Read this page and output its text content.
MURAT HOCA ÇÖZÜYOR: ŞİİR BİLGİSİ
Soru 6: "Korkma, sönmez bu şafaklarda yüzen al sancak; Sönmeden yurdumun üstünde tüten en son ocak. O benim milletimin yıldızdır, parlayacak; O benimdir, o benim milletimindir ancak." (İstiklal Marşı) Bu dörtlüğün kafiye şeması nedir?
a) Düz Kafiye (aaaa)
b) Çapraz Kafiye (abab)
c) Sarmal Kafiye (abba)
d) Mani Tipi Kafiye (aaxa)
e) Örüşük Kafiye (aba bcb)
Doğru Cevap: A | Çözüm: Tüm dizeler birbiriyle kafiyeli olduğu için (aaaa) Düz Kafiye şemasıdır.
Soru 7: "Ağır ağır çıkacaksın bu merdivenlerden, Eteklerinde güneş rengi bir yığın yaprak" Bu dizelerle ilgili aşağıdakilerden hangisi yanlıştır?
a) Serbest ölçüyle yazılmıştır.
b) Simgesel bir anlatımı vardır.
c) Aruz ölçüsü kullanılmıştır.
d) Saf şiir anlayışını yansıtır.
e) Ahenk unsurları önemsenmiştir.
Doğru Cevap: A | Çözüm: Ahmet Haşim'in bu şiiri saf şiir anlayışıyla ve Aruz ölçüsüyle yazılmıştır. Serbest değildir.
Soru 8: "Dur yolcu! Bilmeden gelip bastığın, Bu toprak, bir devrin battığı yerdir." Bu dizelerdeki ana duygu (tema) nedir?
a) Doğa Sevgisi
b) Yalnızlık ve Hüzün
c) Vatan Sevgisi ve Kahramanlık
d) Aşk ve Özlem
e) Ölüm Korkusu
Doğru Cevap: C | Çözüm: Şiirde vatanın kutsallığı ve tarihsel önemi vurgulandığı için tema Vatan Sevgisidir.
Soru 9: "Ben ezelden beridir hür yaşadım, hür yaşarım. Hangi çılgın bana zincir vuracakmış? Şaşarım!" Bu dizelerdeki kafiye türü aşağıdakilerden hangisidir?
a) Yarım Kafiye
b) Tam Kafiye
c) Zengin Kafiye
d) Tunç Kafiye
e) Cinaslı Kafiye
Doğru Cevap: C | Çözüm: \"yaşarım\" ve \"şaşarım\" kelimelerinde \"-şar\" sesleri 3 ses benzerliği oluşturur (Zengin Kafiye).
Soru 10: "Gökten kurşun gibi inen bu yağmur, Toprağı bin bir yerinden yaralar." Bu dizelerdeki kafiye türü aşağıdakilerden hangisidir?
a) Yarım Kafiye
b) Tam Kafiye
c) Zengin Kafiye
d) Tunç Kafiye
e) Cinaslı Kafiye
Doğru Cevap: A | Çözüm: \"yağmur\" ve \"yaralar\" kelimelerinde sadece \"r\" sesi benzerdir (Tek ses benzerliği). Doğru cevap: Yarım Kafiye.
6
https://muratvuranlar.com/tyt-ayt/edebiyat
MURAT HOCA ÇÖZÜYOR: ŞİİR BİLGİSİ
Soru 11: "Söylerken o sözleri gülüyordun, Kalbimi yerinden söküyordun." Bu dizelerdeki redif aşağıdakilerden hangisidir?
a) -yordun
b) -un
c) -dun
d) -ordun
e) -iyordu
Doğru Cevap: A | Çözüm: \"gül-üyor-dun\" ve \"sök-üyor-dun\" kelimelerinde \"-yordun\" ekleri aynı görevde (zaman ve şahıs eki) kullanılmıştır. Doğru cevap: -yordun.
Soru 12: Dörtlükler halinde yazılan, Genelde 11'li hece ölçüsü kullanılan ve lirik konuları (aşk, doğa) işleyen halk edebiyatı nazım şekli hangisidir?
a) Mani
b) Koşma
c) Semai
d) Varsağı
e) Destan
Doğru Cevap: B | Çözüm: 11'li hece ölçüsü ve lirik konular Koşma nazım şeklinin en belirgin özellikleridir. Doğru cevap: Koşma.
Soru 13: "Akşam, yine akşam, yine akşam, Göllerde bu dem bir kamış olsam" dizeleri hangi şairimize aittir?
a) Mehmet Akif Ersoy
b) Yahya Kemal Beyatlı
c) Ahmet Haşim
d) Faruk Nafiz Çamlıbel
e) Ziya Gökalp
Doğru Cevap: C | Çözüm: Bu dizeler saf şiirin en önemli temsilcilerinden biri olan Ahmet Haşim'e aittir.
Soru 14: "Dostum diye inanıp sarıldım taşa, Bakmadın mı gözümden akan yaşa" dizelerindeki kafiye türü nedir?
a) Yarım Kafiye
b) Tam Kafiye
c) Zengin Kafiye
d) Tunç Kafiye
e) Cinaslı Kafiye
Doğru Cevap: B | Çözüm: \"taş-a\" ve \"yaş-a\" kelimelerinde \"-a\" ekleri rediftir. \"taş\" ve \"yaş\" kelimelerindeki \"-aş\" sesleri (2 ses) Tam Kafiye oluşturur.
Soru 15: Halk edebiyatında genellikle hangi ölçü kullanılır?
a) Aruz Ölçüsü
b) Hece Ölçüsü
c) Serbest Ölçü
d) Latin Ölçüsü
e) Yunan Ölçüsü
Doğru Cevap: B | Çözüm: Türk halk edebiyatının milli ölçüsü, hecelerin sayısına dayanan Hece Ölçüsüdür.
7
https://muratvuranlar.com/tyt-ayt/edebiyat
§ §
> [Your instructions]
Each record must be returned exactly as it is written.

> [Result of the exercise]
Read this page and output its text content.
MURAT HOCA ÇÖZÜYOR: ŞİİR BİLGİSİ
Soru 6: "Korkma, sönmez bu şafaklarda yüzen al sancak; Sönmeden yurdumun üstünde tüten en son ocak. O benim milletimin yıldızdır, parlayacak; O benimdir, o benim milletimindir ancak." (İstiklal Marşı) Bu dörtlüğün kafiye şeması nedir?
a) Düz Kafiye (aaaa)
b) Çapraz Kafiye (abab)
c) Sarmal Kafiye (abba)
d) Mani Tipi Kafiye (aaxa)
e) Örüşük Kafiye (aba bcb)
Doğru Cevap: A | Çözüm: Tüm dizeler birbiriyle kafiyeli olduğu için (aaaa) Düz Kafiye şemasıdır.
Soru 7: "Ağır ağır çıkacaksın bu merdivenlerden, Eteklerinde güneş rengi bir yığın yaprak" Bu dizelerle ilgili aşağıdakilerden hangisi yanlıştır?
a) Serbest ölçüyle yazılmıştır.
b) Simgesel bir anlatımı vardır.
c) Aruz ölçüsü kullanılmıştır.
d) Saf şiir anlayışını yansıtır.
e) Ahenk unsurları önemsenmiştir.
Doğru Cevap: A | Çözüm: Ahmet Haşim'in bu şiiri saf şiir anlayışıyla ve Aruz ölçüsüyle yazılmıştır. Serbest değildir.
Soru 8: "Dur yolcu! Bilmeden gelip bastığın, Bu toprak, bir devrin battığı yerdir." Bu dizelerdeki ana duygu (tema) nedir?
a) Doğa Sevgisi
b) Yalnızlık ve Hüzün
c) Vatan Sevgisi ve Kahramanlık
d) Aşk ve Özlem
e) Ölüm Korkusu
Doğru Cevap: C | Çözüm: Şiirde vatanın kutsallığı ve tarihsel önemi vurgulandığı için tema Vatan Sevgisidir.
Soru 9: "Ben ezelden beridir hür yaşadım, hür yaşarım. Hangi çılgın bana zincir vuracakmış? Şaşarım!" Bu dizelerdeki kafiye türü aşağıdakilerden hangisidir?
a) Yarım Kafiye
b) Tam Kafiye
c) Zengin Kafiye
d) Tunç Kafiye
e) Cinaslı Kafiye
Doğru Cevap: C | Çözüm: \"yaşarım\" ve \"şaşarım\" kelimelerinde \"-şar\" sesleri 3 ses benzerliği oluşturur (Zengin Kafiye).
Soru 10: "Gökten kurşun gibi inen bu yağmur, Toprağı bin bir yerinden yaralar." Bu dizelerdeki kafiye türü aşağıdakilerden hangisidir?
a) Yarım Kafiye
b) Tam Kafiye
c) Zengin Kafiye
d) Tunç Kafiye
e) Cinaslı Kafiye
Doğru Cevap: A | Çözüm: \"yağmur\" ve \"yaralar\" kelimelerinde sadece \"r\" sesi benzerdir (Tek ses benzerliği). Doğru cevap: Yarım Kafiye.
6
https://muratvuranlar.com/tyt-ayt/edebiyat
MURAT HOCA ÇÖZÜYOR: ŞİİR BİLGİSİ
Soru 11: "Söylerken o sözleri gülüyordun, Kalbimi yerinden söküyordun." Bu dizelerdeki redif aşağıdakilerden hangisidir?
a) -yordun
b) -un
c) -dun
d) -ordun
e) -iyordu
Doğru Cevap: A | Çözüm: \"gül-üyor-dun\" ve \"sök-üyor-dun\" kelimelerinde \"-yordun\" ekleri aynı görevde (zaman ve şahıs eki) kullanılmıştır. Doğru cevap: -yordun.
Soru 12: Dörtlükler halinde yazılan, Genelde 11'li hece ölçüsü kullanılan ve lirik konuları (aşk, doğa) işleyen halk edebiyatı nazım şekli hangisidir?
a) Mani
b) Koşma
c) Semai
d) Varsağı
e) Destan
Doğru Cevap: B | Çözüm: 11'li hece ölçüsü ve lirik konular Koşma nazım şeklinin en belirgin özellikleridir. Doğru cevap: Koşma.
Soru 13: "Akşam, yine akşam, yine akşam, Göllerde bu dem bir kamış olsam" dizeleri hangi şairimize aittir?
a) Mehmet Akif Ersoy
b) Yahya Kemal Beyatlı
c) Ahmet Haşim
d) Faruk Nafiz Çamlıbel
e) Ziya Gökalp
Doğru Cevap: C | Çözüm: Bu dizeler saf şiirin en önemli temsilcilerinden biri olan Ahmet Haşim'e aittir.
Soru 14: "Dostum diye inanıp sarıldım taşa, Bakmadın mı gözümden akan yaşa" dizelerindeki kafiye türü nedir?
a) Yarım Kafiye
b) Tam Kafiye
c) Zengin Kafiye
d) Tunç Kafiye
e) Cinaslı Kafiye
Doğru Cevap: B | Çözüm: \"taş-a\" ve \"yaş-a\" kelimelerinde \"-a\" ekleri rediftir. \"taş\" ve \"yaş\" kelimelerindeki \"-aş\" sesleri (2 ses) Tam Kafiye oluşturur.
Soru 15: Halk edebiyatında genellikle hangi ölçü kullanılır?
a) Aruz Ölçüsü
b) Hece Ölçüsü
c) Serbest Ölçü
d) Latin Ölçüsü
e) Yunan Ölçüsü
Doğru Cevap: B | Çözüm: Türk halk edebiyatının milli ölçüsü, hecelerin sayısına dayanan Hece Ölçüsüdür.
7
https://muratvuranlar.com/tyt-ayt/edebiyat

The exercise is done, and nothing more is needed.